===== Source data

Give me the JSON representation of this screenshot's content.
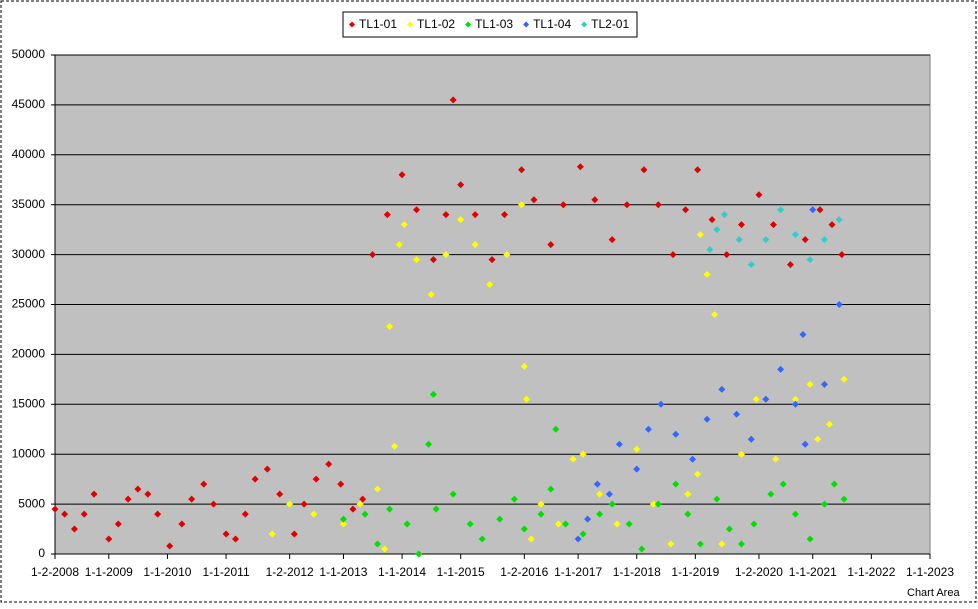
{
  "chart_data": {
    "type": "scatter",
    "legend": "top",
    "annotation": "Chart Area",
    "grid": true,
    "background": "#c0c0c0",
    "ylim": [
      0,
      50000
    ],
    "yticks": [
      0,
      5000,
      10000,
      15000,
      20000,
      25000,
      30000,
      35000,
      40000,
      45000,
      50000
    ],
    "xlim": [
      "2008-02-01",
      "2023-01-01"
    ],
    "xticks": [
      {
        "value": "2008-02-01",
        "label": "1-2-2008"
      },
      {
        "value": "2009-01-01",
        "label": "1-1-2009"
      },
      {
        "value": "2010-01-01",
        "label": "1-1-2010"
      },
      {
        "value": "2011-01-01",
        "label": "1-1-2011"
      },
      {
        "value": "2012-02-01",
        "label": "1-2-2012"
      },
      {
        "value": "2013-01-01",
        "label": "1-1-2013"
      },
      {
        "value": "2014-01-01",
        "label": "1-1-2014"
      },
      {
        "value": "2015-01-01",
        "label": "1-1-2015"
      },
      {
        "value": "2016-02-01",
        "label": "1-2-2016"
      },
      {
        "value": "2017-01-01",
        "label": "1-1-2017"
      },
      {
        "value": "2018-01-01",
        "label": "1-1-2018"
      },
      {
        "value": "2019-01-01",
        "label": "1-1-2019"
      },
      {
        "value": "2020-02-01",
        "label": "1-2-2020"
      },
      {
        "value": "2021-01-01",
        "label": "1-1-2021"
      },
      {
        "value": "2022-01-01",
        "label": "1-1-2022"
      },
      {
        "value": "2023-01-01",
        "label": "1-1-2023"
      }
    ],
    "series": [
      {
        "name": "TL1-01",
        "color": "#e00000",
        "x": [
          "2008-02-01",
          "2008-04-01",
          "2008-06-01",
          "2008-08-01",
          "2008-10-01",
          "2009-01-01",
          "2009-03-01",
          "2009-05-01",
          "2009-07-01",
          "2009-09-01",
          "2009-11-01",
          "2010-01-15",
          "2010-04-01",
          "2010-06-01",
          "2010-08-15",
          "2010-10-15",
          "2011-01-01",
          "2011-03-01",
          "2011-05-01",
          "2011-07-01",
          "2011-09-15",
          "2011-12-01",
          "2012-03-01",
          "2012-05-01",
          "2012-07-15",
          "2012-10-01",
          "2012-12-15",
          "2013-03-01",
          "2013-05-01",
          "2013-07-01",
          "2013-10-01",
          "2014-01-01",
          "2014-04-01",
          "2014-07-15",
          "2014-10-01",
          "2014-11-15",
          "2015-01-01",
          "2015-04-01",
          "2015-07-15",
          "2015-10-01",
          "2016-01-15",
          "2016-04-01",
          "2016-07-15",
          "2016-10-01",
          "2017-01-15",
          "2017-04-15",
          "2017-08-01",
          "2017-11-01",
          "2018-02-15",
          "2018-05-15",
          "2018-08-15",
          "2018-11-01",
          "2019-01-15",
          "2019-04-15",
          "2019-07-15",
          "2019-10-15",
          "2020-02-01",
          "2020-05-01",
          "2020-08-15",
          "2020-11-15",
          "2021-02-15",
          "2021-05-01",
          "2021-07-01"
        ],
        "values": [
          4500,
          4000,
          2500,
          4000,
          6000,
          1500,
          3000,
          5500,
          6500,
          6000,
          4000,
          800,
          3000,
          5500,
          7000,
          5000,
          2000,
          1500,
          4000,
          7500,
          8500,
          6000,
          2000,
          5000,
          7500,
          9000,
          7000,
          4500,
          5500,
          30000,
          34000,
          38000,
          34500,
          29500,
          34000,
          45500,
          37000,
          34000,
          29500,
          34000,
          38500,
          35500,
          31000,
          35000,
          38800,
          35500,
          31500,
          35000,
          38500,
          35000,
          30000,
          34500,
          38500,
          33500,
          30000,
          33000,
          36000,
          33000,
          29000,
          31500,
          34500,
          33000,
          30000
        ]
      },
      {
        "name": "TL1-02",
        "color": "#ffff00",
        "x": [
          "2011-10-15",
          "2012-02-01",
          "2012-07-01",
          "2013-01-01",
          "2013-04-15",
          "2013-08-01",
          "2013-09-15",
          "2013-10-15",
          "2013-11-15",
          "2013-12-15",
          "2014-01-15",
          "2014-04-01",
          "2014-07-01",
          "2014-10-01",
          "2015-01-01",
          "2015-04-01",
          "2015-07-01",
          "2015-10-15",
          "2016-01-15",
          "2016-02-01",
          "2016-02-15",
          "2016-03-15",
          "2016-05-15",
          "2016-09-01",
          "2016-12-01",
          "2017-02-01",
          "2017-05-15",
          "2017-09-01",
          "2018-01-01",
          "2018-04-15",
          "2018-08-01",
          "2018-11-15",
          "2019-01-15",
          "2019-02-01",
          "2019-03-15",
          "2019-05-01",
          "2019-06-15",
          "2019-10-15",
          "2020-01-15",
          "2020-05-15",
          "2020-09-15",
          "2020-12-15",
          "2021-02-01",
          "2021-04-15",
          "2021-07-15"
        ],
        "values": [
          2000,
          5000,
          4000,
          3000,
          5000,
          6500,
          500,
          22800,
          10800,
          31000,
          33000,
          29500,
          26000,
          30000,
          33500,
          31000,
          27000,
          30000,
          35000,
          18800,
          15500,
          1500,
          5000,
          3000,
          9500,
          10000,
          6000,
          3000,
          10500,
          5000,
          1000,
          6000,
          8000,
          32000,
          28000,
          24000,
          1000,
          10000,
          15500,
          9500,
          15500,
          17000,
          11500,
          13000,
          17500
        ]
      },
      {
        "name": "TL1-03",
        "color": "#00e000",
        "x": [
          "2013-01-01",
          "2013-05-15",
          "2013-08-01",
          "2013-10-15",
          "2014-02-01",
          "2014-04-15",
          "2014-06-15",
          "2014-07-15",
          "2014-08-01",
          "2014-11-15",
          "2015-03-01",
          "2015-05-15",
          "2015-09-01",
          "2015-12-01",
          "2016-02-01",
          "2016-05-15",
          "2016-07-15",
          "2016-08-15",
          "2016-10-15",
          "2017-02-01",
          "2017-05-15",
          "2017-08-01",
          "2017-11-15",
          "2018-02-01",
          "2018-05-15",
          "2018-09-01",
          "2018-11-15",
          "2019-02-01",
          "2019-05-15",
          "2019-08-01",
          "2019-10-15",
          "2020-01-01",
          "2020-04-15",
          "2020-07-01",
          "2020-09-15",
          "2020-12-15",
          "2021-03-15",
          "2021-05-15",
          "2021-07-15"
        ],
        "values": [
          3500,
          4000,
          1000,
          4500,
          3000,
          0,
          11000,
          16000,
          4500,
          6000,
          3000,
          1500,
          3500,
          5500,
          2500,
          4000,
          6500,
          12500,
          3000,
          2000,
          4000,
          5000,
          3000,
          500,
          5000,
          7000,
          4000,
          1000,
          5500,
          2500,
          1000,
          3000,
          6000,
          7000,
          4000,
          1500,
          5000,
          7000,
          5500
        ]
      },
      {
        "name": "TL1-04",
        "color": "#3366ff",
        "x": [
          "2017-01-01",
          "2017-03-01",
          "2017-05-01",
          "2017-07-15",
          "2017-09-15",
          "2018-01-01",
          "2018-03-15",
          "2018-06-01",
          "2018-09-01",
          "2018-12-15",
          "2019-03-15",
          "2019-06-15",
          "2019-09-15",
          "2019-12-15",
          "2020-03-15",
          "2020-06-15",
          "2020-09-15",
          "2020-11-01",
          "2020-11-15",
          "2021-01-01",
          "2021-03-15",
          "2021-06-15"
        ],
        "values": [
          1500,
          3500,
          7000,
          6000,
          11000,
          8500,
          12500,
          15000,
          12000,
          9500,
          13500,
          16500,
          14000,
          11500,
          15500,
          18500,
          15000,
          22000,
          11000,
          34500,
          17000,
          25000
        ]
      },
      {
        "name": "TL2-01",
        "color": "#33cccc",
        "x": [
          "2019-04-01",
          "2019-05-15",
          "2019-07-01",
          "2019-10-01",
          "2019-12-15",
          "2020-03-15",
          "2020-06-15",
          "2020-09-15",
          "2020-12-15",
          "2021-03-15",
          "2021-06-15"
        ],
        "values": [
          30500,
          32500,
          34000,
          31500,
          29000,
          31500,
          34500,
          32000,
          29500,
          31500,
          33500
        ]
      }
    ]
  }
}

==========

→ Exercise requirements: Work out how many lines of the listing above include the word "color". Report only the number.

→ Written reply: 5